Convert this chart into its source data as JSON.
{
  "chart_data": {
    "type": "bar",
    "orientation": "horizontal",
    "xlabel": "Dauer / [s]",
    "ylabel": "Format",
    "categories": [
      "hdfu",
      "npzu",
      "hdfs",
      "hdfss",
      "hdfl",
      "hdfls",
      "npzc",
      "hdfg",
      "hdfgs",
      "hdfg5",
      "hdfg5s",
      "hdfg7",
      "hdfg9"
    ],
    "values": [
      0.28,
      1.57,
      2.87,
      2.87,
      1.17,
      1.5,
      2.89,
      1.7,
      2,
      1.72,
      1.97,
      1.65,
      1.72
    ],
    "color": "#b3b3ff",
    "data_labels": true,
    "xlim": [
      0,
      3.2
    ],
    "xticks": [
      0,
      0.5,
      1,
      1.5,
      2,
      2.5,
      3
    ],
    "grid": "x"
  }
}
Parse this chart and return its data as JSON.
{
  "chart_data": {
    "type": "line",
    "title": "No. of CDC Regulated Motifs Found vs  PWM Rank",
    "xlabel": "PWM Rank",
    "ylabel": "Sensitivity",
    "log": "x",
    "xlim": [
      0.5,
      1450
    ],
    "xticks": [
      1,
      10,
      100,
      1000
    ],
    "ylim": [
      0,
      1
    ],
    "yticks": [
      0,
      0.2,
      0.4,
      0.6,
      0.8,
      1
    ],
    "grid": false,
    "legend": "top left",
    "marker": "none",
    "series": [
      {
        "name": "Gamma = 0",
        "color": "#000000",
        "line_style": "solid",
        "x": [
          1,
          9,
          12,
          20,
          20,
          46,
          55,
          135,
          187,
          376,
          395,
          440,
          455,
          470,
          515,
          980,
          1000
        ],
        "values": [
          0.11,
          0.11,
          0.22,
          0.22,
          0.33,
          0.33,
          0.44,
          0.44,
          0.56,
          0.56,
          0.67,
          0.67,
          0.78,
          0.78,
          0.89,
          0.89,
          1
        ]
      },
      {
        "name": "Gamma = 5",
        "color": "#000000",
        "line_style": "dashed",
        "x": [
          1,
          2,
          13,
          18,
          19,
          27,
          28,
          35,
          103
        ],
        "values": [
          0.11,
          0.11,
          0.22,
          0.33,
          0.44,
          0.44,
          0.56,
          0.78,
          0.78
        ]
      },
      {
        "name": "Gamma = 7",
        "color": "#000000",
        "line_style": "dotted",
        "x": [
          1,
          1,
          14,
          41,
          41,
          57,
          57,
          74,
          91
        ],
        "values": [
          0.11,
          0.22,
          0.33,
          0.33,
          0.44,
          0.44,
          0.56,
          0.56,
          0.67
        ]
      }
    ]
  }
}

• _TASK DETAILS_
Your task is to repeat every entry exactly.

• _OUTPUT FOR THIS TASK_
Convert this chart into its source data as JSON.
{
  "chart_data": {
    "type": "bar",
    "orientation": "horizontal",
    "xlabel": "Dauer / [s]",
    "ylabel": "Format",
    "categories": [
      "hdfu",
      "npzu",
      "hdfs",
      "hdfss",
      "hdfl",
      "hdfls",
      "npzc",
      "hdfg",
      "hdfgs",
      "hdfg5",
      "hdfg5s",
      "hdfg7",
      "hdfg9"
    ],
    "values": [
      0.28,
      1.57,
      2.87,
      2.87,
      1.17,
      1.5,
      2.89,
      1.7,
      2,
      1.72,
      1.97,
      1.65,
      1.72
    ],
    "color": "#b3b3ff",
    "data_labels": true,
    "xlim": [
      0,
      3.2
    ],
    "xticks": [
      0,
      0.5,
      1,
      1.5,
      2,
      2.5,
      3
    ],
    "grid": "x"
  }
}
Parse this chart and return its data as JSON.
{
  "chart_data": {
    "type": "line",
    "title": "No. of CDC Regulated Motifs Found vs  PWM Rank",
    "xlabel": "PWM Rank",
    "ylabel": "Sensitivity",
    "log": "x",
    "xlim": [
      0.5,
      1450
    ],
    "xticks": [
      1,
      10,
      100,
      1000
    ],
    "ylim": [
      0,
      1
    ],
    "yticks": [
      0,
      0.2,
      0.4,
      0.6,
      0.8,
      1
    ],
    "grid": false,
    "legend": "top left",
    "marker": "none",
    "series": [
      {
        "name": "Gamma = 0",
        "color": "#000000",
        "line_style": "solid",
        "x": [
          1,
          9,
          12,
          20,
          20,
          46,
          55,
          135,
          187,
          376,
          395,
          440,
          455,
          470,
          515,
          980,
          1000
        ],
        "values": [
          0.11,
          0.11,
          0.22,
          0.22,
          0.33,
          0.33,
          0.44,
          0.44,
          0.56,
          0.56,
          0.67,
          0.67,
          0.78,
          0.78,
          0.89,
          0.89,
          1
        ]
      },
      {
        "name": "Gamma = 5",
        "color": "#000000",
        "line_style": "dashed",
        "x": [
          1,
          2,
          13,
          18,
          19,
          27,
          28,
          35,
          103
        ],
        "values": [
          0.11,
          0.11,
          0.22,
          0.33,
          0.44,
          0.44,
          0.56,
          0.78,
          0.78
        ]
      },
      {
        "name": "Gamma = 7",
        "color": "#000000",
        "line_style": "dotted",
        "x": [
          1,
          1,
          14,
          41,
          41,
          57,
          57,
          74,
          91
        ],
        "values": [
          0.11,
          0.22,
          0.33,
          0.33,
          0.44,
          0.44,
          0.56,
          0.56,
          0.67
        ]
      }
    ]
  }
}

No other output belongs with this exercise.